### Set exercise:
Put each of the following lines into a JSON list of strings, one string per line, leaving out any blank lines.

### Data records:
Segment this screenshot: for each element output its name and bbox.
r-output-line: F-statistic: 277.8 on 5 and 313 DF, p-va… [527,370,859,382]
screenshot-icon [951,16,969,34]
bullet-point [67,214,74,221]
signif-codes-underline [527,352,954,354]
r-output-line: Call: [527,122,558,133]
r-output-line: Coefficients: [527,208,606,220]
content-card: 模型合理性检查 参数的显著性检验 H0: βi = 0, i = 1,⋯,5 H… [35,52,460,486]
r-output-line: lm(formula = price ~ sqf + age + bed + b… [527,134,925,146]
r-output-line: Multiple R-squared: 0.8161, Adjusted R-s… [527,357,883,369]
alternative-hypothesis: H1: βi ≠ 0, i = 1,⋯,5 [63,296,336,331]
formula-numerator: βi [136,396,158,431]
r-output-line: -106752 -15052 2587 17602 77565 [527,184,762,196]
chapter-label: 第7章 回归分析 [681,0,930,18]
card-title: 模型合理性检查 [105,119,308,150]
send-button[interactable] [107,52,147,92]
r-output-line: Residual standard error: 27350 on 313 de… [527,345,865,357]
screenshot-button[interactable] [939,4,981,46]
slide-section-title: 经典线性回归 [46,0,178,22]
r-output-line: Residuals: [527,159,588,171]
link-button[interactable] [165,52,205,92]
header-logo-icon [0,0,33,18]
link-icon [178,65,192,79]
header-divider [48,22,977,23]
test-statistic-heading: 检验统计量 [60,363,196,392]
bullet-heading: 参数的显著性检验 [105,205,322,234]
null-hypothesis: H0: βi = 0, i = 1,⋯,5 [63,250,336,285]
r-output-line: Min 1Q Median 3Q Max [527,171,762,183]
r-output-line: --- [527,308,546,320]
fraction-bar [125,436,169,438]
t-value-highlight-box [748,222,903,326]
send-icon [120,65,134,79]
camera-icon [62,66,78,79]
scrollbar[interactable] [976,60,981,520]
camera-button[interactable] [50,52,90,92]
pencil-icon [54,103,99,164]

### Answer in full:
[
  "Segment this screenshot: for each element output its name and bbox.",
  "r-output-line: F-statistic: 277.8 on 5 and 313 DF, p-va… [527,370,859,382]",
  "screenshot-icon [951,16,969,34]",
  "bullet-point [67,214,74,221]",
  "signif-codes-underline [527,352,954,354]",
  "r-output-line: Call: [527,122,558,133]",
  "r-output-line: Coefficients: [527,208,606,220]",
  "content-card: 模型合理性检查 参数的显著性检验 H0: βi = 0, i = 1,⋯,5 H… [35,52,460,486]",
  "r-output-line: lm(formula = price ~ sqf + age + bed + b… [527,134,925,146]",
  "r-output-line: Multiple R-squared: 0.8161, Adjusted R-s… [527,357,883,369]",
  "alternative-hypothesis: H1: βi ≠ 0, i = 1,⋯,5 [63,296,336,331]",
  "formula-numerator: βi [136,396,158,431]",
  "r-output-line: -106752 -15052 2587 17602 77565 [527,184,762,196]",
  "chapter-label: 第7章 回归分析 [681,0,930,18]",
  "card-title: 模型合理性检查 [105,119,308,150]",
  "send-button[interactable] [107,52,147,92]",
  "r-output-line: Residual standard error: 27350 on 313 de… [527,345,865,357]",
  "screenshot-button[interactable] [939,4,981,46]",
  "slide-section-title: 经典线性回归 [46,0,178,22]",
  "r-output-line: Residuals: [527,159,588,171]",
  "link-button[interactable] [165,52,205,92]",
  "header-logo-icon [0,0,33,18]",
  "link-icon [178,65,192,79]",
  "header-divider [48,22,977,23]",
  "test-statistic-heading: 检验统计量 [60,363,196,392]",
  "bullet-heading: 参数的显著性检验 [105,205,322,234]",
  "null-hypothesis: H0: βi = 0, i = 1,⋯,5 [63,250,336,285]",
  "r-output-line: Min 1Q Median 3Q Max [527,171,762,183]",
  "r-output-line: --- [527,308,546,320]",
  "fraction-bar [125,436,169,438]",
  "t-value-highlight-box [748,222,903,326]",
  "send-icon [120,65,134,79]",
  "camera-icon [62,66,78,79]",
  "scrollbar[interactable] [976,60,981,520]",
  "camera-button[interactable] [50,52,90,92]",
  "pencil-icon [54,103,99,164]"
]